THE PROBLEM:
In the listing that follows, copy out each line that includes the word "不同小写字母表示不同氮沉降处理之间显著差异".

TASK INPUTS:
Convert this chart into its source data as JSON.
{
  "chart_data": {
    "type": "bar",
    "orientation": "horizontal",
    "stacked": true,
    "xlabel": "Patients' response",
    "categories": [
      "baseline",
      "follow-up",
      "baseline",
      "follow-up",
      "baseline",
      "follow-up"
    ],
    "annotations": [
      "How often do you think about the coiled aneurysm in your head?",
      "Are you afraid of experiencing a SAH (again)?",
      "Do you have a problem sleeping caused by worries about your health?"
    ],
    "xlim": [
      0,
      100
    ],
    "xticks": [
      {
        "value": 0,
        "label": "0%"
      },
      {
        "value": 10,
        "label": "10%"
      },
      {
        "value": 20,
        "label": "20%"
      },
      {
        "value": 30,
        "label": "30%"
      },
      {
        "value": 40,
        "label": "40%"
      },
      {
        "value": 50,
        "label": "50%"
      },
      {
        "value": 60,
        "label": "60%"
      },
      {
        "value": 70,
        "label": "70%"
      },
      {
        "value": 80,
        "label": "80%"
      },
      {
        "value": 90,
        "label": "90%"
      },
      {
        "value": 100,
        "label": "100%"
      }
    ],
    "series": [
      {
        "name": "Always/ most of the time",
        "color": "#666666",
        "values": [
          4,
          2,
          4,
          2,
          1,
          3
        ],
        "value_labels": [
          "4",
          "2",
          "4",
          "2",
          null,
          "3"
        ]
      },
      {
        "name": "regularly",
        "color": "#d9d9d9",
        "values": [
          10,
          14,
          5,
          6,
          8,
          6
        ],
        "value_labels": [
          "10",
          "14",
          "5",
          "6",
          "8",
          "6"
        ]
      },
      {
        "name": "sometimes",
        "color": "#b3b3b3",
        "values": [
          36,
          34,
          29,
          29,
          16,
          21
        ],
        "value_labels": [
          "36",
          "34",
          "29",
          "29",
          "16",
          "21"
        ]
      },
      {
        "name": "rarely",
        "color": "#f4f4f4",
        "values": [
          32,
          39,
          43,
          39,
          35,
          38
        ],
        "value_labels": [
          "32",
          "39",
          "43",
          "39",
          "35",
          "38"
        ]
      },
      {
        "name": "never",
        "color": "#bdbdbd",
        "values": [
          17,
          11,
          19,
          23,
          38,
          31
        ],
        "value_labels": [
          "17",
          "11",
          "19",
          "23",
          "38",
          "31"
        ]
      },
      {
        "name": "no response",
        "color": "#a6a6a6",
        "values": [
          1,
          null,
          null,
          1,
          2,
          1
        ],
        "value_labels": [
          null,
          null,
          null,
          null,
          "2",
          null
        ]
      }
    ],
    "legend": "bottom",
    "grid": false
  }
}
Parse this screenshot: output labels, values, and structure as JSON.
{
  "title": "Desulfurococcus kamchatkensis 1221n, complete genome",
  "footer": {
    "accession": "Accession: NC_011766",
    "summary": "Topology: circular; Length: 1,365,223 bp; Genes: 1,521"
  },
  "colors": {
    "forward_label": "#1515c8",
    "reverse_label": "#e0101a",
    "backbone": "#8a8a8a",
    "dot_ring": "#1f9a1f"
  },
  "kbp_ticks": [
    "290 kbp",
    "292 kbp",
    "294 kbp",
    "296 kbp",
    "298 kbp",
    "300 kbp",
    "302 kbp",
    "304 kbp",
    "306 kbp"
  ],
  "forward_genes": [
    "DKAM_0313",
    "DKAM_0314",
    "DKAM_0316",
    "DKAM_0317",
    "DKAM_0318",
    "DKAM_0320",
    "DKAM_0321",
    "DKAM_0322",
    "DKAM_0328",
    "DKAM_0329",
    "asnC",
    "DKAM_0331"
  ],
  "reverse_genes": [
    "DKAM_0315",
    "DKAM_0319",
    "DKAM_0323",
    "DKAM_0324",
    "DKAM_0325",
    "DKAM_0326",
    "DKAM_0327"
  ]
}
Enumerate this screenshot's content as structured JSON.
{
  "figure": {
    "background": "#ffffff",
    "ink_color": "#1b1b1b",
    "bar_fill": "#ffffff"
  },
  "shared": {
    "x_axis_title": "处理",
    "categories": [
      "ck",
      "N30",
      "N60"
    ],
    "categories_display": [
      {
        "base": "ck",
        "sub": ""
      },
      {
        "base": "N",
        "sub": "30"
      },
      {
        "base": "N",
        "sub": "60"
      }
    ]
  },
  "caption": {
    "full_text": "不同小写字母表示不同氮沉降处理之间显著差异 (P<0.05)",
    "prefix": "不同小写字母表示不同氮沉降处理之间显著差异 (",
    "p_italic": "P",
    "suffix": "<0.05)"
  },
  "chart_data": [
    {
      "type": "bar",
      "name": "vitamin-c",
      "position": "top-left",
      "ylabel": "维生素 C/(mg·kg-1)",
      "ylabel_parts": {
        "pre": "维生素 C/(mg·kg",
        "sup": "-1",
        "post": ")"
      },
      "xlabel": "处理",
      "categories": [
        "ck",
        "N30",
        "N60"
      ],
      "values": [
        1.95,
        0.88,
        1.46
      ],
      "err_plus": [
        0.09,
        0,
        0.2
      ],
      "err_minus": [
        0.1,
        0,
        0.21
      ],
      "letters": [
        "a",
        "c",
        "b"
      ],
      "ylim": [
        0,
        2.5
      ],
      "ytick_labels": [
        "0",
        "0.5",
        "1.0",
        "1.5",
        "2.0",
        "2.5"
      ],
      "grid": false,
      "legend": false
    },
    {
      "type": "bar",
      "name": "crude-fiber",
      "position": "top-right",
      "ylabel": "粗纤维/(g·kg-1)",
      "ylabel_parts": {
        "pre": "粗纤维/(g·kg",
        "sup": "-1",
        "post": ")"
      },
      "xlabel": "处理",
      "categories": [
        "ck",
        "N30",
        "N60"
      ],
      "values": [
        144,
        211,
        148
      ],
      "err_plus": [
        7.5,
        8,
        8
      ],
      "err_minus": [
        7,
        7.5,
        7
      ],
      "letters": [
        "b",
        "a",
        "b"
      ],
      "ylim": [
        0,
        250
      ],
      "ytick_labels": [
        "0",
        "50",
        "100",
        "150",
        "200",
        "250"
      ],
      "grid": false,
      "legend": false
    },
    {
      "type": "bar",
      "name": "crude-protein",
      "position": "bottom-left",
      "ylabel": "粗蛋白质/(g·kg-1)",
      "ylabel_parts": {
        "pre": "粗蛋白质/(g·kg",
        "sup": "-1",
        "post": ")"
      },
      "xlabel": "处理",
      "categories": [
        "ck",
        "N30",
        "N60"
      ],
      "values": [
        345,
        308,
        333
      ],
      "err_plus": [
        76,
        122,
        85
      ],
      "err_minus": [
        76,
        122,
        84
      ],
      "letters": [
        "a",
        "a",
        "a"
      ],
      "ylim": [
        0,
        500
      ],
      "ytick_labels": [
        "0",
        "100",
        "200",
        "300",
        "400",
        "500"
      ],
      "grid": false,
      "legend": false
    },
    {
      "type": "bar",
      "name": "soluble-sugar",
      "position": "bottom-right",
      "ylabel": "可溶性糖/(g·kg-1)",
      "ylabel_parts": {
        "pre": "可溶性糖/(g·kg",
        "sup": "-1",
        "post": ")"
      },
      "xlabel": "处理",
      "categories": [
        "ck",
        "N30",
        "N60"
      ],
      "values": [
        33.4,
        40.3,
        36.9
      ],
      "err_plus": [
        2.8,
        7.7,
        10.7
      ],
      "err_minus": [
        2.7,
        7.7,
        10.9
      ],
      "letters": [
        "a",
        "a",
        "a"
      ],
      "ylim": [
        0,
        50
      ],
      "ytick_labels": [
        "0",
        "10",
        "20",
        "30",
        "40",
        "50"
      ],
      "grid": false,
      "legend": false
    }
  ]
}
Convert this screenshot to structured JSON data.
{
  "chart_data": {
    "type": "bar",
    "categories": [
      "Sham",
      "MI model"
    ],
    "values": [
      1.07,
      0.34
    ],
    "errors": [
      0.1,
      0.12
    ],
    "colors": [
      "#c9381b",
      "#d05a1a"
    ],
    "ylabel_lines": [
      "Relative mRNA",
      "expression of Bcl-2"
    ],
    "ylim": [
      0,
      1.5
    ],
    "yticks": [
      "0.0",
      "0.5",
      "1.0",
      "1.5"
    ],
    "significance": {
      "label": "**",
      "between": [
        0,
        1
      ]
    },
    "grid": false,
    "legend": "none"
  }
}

FINAL ANSWER:
    "full_text": "不同小写字母表示不同氮沉降处理之间显著差异 (P<0.05)",
    "prefix": "不同小写字母表示不同氮沉降处理之间显著差异 (",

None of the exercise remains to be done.